▶ **Problem details**
All of the entries must be reproduced exactly, with no images carried over.

▶ **Data in this exercise**

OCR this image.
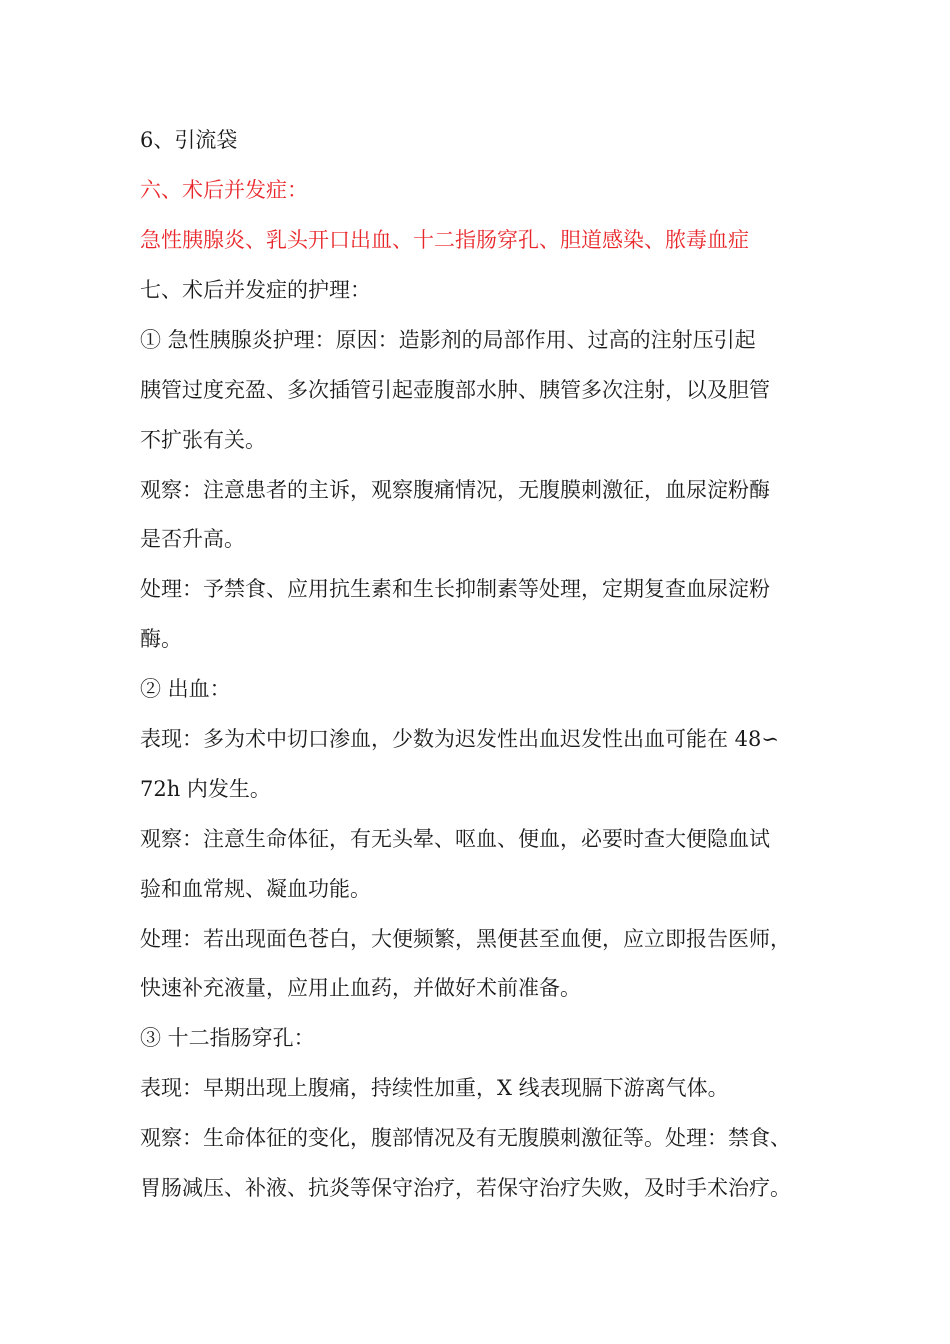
6、引流袋
六、术后并发症：
急性胰腺炎、乳头开口出血、十二指肠穿孔、胆道感染、脓毒血症
七、术后并发症的护理：
① 急性胰腺炎护理：原因：造影剂的局部作用、过高的注射压引起
胰管过度充盈、多次插管引起壶腹部水肿、胰管多次注射，以及胆管
不扩张有关。
观察：注意患者的主诉，观察腹痛情况，无腹膜刺激征，血尿淀粉酶
是否升高。
处理：予禁食、应用抗生素和生长抑制素等处理，定期复查血尿淀粉
酶。
② 出血：
表现：多为术中切口渗血，少数为迟发性出血迟发性出血可能在 48∽
72h 内发生。
观察：注意生命体征，有无头晕、呕血、便血，必要时查大便隐血试
验和血常规、凝血功能。
处理：若出现面色苍白，大便频繁，黑便甚至血便，应立即报告医师，
快速补充液量，应用止血药，并做好术前准备。
③ 十二指肠穿孔：
表现：早期出现上腹痛，持续性加重，X 线表现膈下游离气体。
观察：生命体征的变化，腹部情况及有无腹膜刺激征等。处理：禁食、
胃肠减压、补液、抗炎等保守治疗，若保守治疗失败，及时手术治疗。
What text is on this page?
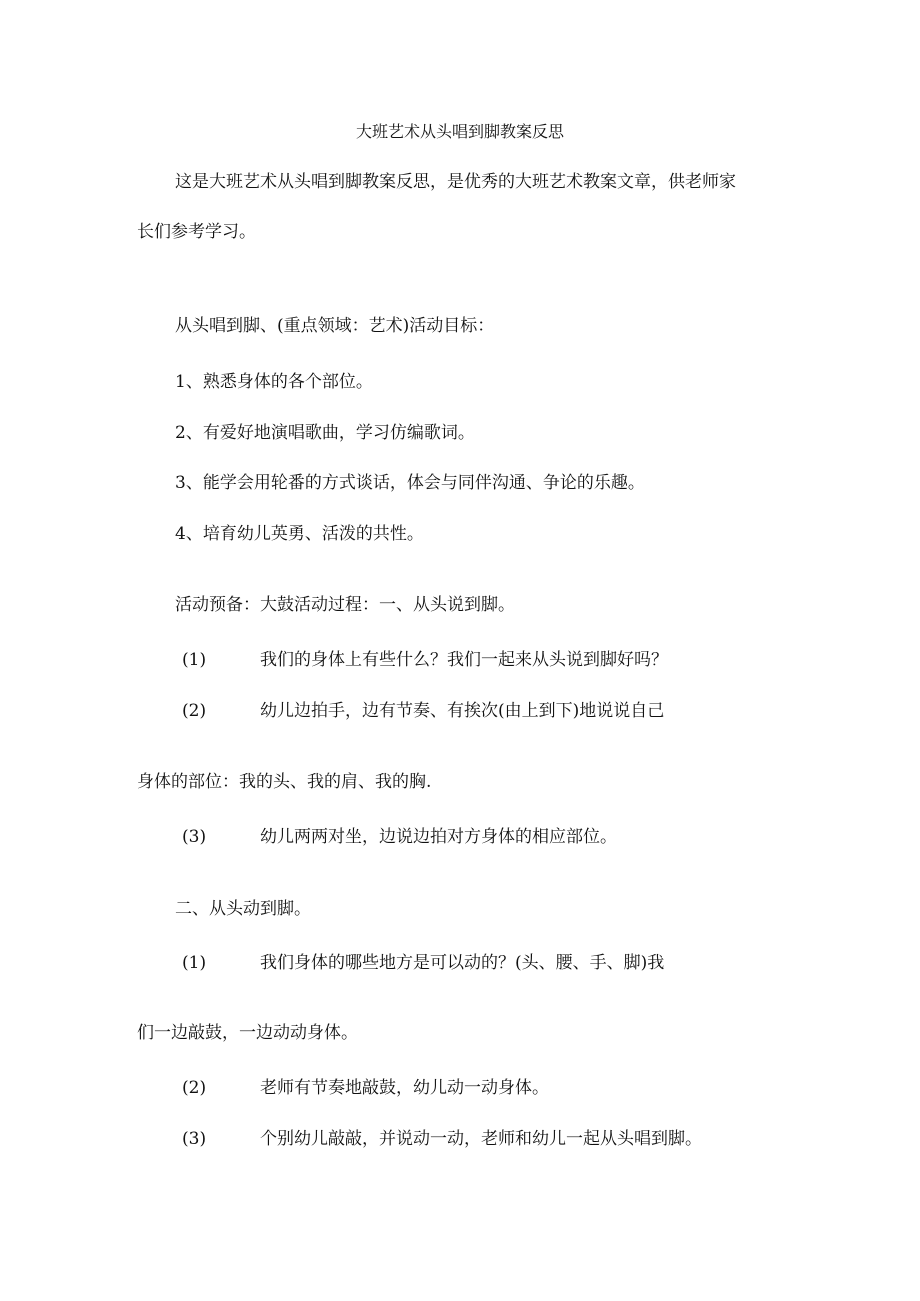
大班艺术从头唱到脚教案反思
这是大班艺术从头唱到脚教案反思，是优秀的大班艺术教案文章，供老师家
长们参考学习。
从头唱到脚、(重点领域：艺术)活动目标：
1、熟悉身体的各个部位。
2、有爱好地演唱歌曲，学习仿编歌词。
3、能学会用轮番的方式谈话，体会与同伴沟通、争论的乐趣。
4、培育幼儿英勇、活泼的共性。
活动预备：大鼓活动过程：一、从头说到脚。
(1)	我们的身体上有些什么？我们一起来从头说到脚好吗？
(2)	幼儿边拍手，边有节奏、有挨次(由上到下)地说说自己
身体的部位：我的头、我的肩、我的胸.
(3)	幼儿两两对坐，边说边拍对方身体的相应部位。
二、从头动到脚。
(1)	我们身体的哪些地方是可以动的？(头、腰、手、脚)我
们一边敲鼓，一边动动身体。
(2)	老师有节奏地敲鼓，幼儿动一动身体。
(3)	个别幼儿敲敲，并说动一动，老师和幼儿一起从头唱到脚。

▶ **Solution to this exercise**
OCR this image.
6、引流袋
六、术后并发症：
急性胰腺炎、乳头开口出血、十二指肠穿孔、胆道感染、脓毒血症
七、术后并发症的护理：
① 急性胰腺炎护理：原因：造影剂的局部作用、过高的注射压引起
胰管过度充盈、多次插管引起壶腹部水肿、胰管多次注射，以及胆管
不扩张有关。
观察：注意患者的主诉，观察腹痛情况，无腹膜刺激征，血尿淀粉酶
是否升高。
处理：予禁食、应用抗生素和生长抑制素等处理，定期复查血尿淀粉
酶。
② 出血：
表现：多为术中切口渗血，少数为迟发性出血迟发性出血可能在 48∽
72h 内发生。
观察：注意生命体征，有无头晕、呕血、便血，必要时查大便隐血试
验和血常规、凝血功能。
处理：若出现面色苍白，大便频繁，黑便甚至血便，应立即报告医师，
快速补充液量，应用止血药，并做好术前准备。
③ 十二指肠穿孔：
表现：早期出现上腹痛，持续性加重，X 线表现膈下游离气体。
观察：生命体征的变化，腹部情况及有无腹膜刺激征等。处理：禁食、
胃肠减压、补液、抗炎等保守治疗，若保守治疗失败，及时手术治疗。
What text is on this page?
大班艺术从头唱到脚教案反思
这是大班艺术从头唱到脚教案反思，是优秀的大班艺术教案文章，供老师家
长们参考学习。
从头唱到脚、(重点领域：艺术)活动目标：
1、熟悉身体的各个部位。
2、有爱好地演唱歌曲，学习仿编歌词。
3、能学会用轮番的方式谈话，体会与同伴沟通、争论的乐趣。
4、培育幼儿英勇、活泼的共性。
活动预备：大鼓活动过程：一、从头说到脚。
(1)	我们的身体上有些什么？我们一起来从头说到脚好吗？
(2)	幼儿边拍手，边有节奏、有挨次(由上到下)地说说自己
身体的部位：我的头、我的肩、我的胸.
(3)	幼儿两两对坐，边说边拍对方身体的相应部位。
二、从头动到脚。
(1)	我们身体的哪些地方是可以动的？(头、腰、手、脚)我
们一边敲鼓，一边动动身体。
(2)	老师有节奏地敲鼓，幼儿动一动身体。
(3)	个别幼儿敲敲，并说动一动，老师和幼儿一起从头唱到脚。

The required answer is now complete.